* _Problem to work on_
Keep only the lines of the listing that include the word "Контрольно", and copy them.

Saved data entries:
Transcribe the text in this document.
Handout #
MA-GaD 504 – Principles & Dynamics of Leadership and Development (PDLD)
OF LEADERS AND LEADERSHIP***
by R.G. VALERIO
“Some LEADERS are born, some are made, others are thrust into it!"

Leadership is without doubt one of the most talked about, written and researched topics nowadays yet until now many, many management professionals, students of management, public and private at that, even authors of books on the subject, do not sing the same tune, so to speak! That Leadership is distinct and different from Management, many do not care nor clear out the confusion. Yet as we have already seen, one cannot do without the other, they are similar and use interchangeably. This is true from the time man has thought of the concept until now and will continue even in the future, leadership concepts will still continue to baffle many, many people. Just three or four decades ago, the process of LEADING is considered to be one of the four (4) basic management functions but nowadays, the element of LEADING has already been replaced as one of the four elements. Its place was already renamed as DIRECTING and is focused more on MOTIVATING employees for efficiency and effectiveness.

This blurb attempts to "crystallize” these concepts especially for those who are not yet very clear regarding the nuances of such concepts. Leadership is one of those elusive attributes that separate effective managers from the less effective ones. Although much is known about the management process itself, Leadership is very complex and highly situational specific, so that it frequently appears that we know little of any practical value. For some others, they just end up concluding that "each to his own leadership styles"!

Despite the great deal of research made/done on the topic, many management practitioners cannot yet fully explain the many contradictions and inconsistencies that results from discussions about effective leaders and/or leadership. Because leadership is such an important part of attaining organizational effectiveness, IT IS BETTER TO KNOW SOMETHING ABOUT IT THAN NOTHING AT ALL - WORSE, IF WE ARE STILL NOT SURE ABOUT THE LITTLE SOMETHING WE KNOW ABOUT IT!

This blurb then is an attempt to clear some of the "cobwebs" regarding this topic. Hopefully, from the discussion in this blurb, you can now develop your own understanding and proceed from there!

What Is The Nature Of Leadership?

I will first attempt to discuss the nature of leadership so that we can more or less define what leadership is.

==

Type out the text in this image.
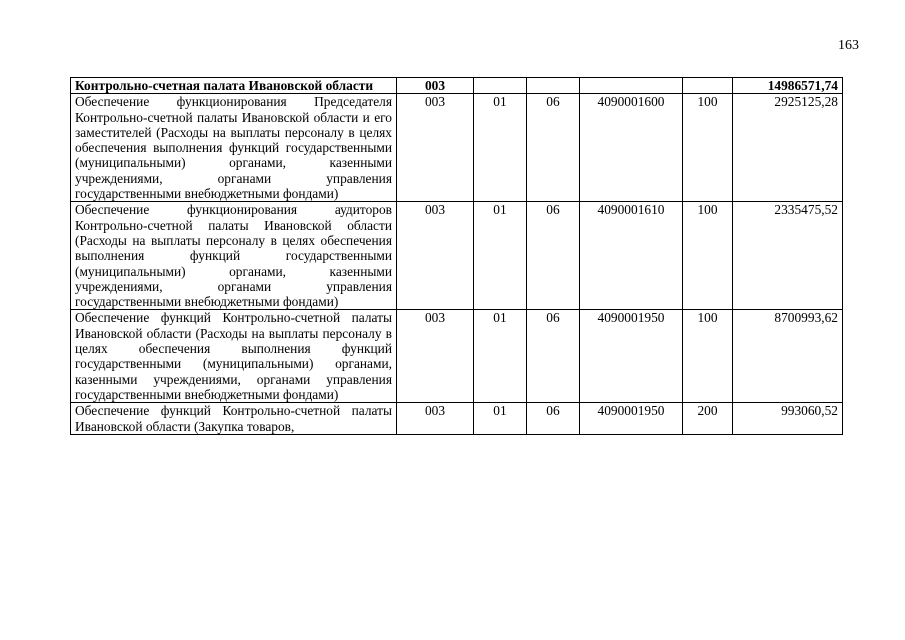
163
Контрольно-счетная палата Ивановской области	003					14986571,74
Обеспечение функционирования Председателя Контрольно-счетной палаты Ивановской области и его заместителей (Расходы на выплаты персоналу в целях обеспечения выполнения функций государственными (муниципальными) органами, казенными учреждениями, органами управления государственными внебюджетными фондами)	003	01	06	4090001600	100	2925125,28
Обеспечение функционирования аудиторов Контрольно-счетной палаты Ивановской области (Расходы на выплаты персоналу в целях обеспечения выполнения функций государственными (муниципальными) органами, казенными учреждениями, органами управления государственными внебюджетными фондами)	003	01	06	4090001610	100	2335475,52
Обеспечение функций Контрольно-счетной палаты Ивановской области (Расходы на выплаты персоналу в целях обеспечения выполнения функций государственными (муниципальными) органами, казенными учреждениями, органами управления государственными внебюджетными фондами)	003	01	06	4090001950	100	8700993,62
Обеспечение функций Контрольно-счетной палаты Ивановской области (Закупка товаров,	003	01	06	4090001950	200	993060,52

---

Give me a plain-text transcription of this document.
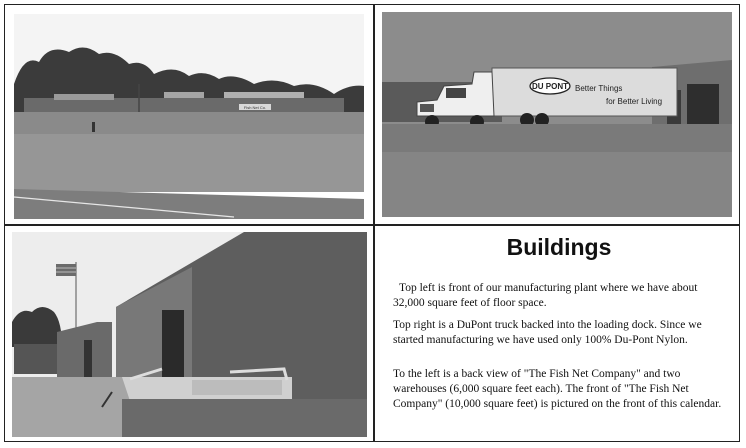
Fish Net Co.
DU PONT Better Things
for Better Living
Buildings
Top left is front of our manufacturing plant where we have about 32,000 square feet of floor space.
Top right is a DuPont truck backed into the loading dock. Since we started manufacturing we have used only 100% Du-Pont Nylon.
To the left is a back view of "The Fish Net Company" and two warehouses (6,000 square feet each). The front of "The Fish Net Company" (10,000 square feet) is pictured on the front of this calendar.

* _Exercise response_
Контрольно-счетная палата Ивановской области	003					14986571,74
Обеспечение функционирования Председателя Контрольно-счетной палаты Ивановской области и его заместителей (Расходы на выплаты персоналу в целях обеспечения выполнения функций государственными (муниципальными) органами, казенными учреждениями, органами управления государственными внебюджетными фондами)	003	01	06	4090001600	100	2925125,28
Обеспечение функционирования аудиторов Контрольно-счетной палаты Ивановской области (Расходы на выплаты персоналу в целях обеспечения выполнения функций государственными (муниципальными) органами, казенными учреждениями, органами управления государственными внебюджетными фондами)	003	01	06	4090001610	100	2335475,52
Обеспечение функций Контрольно-счетной палаты Ивановской области (Расходы на выплаты персоналу в целях обеспечения выполнения функций государственными (муниципальными) органами, казенными учреждениями, органами управления государственными внебюджетными фондами)	003	01	06	4090001950	100	8700993,62
Обеспечение функций Контрольно-счетной палаты Ивановской области (Закупка товаров,	003	01	06	4090001950	200	993060,52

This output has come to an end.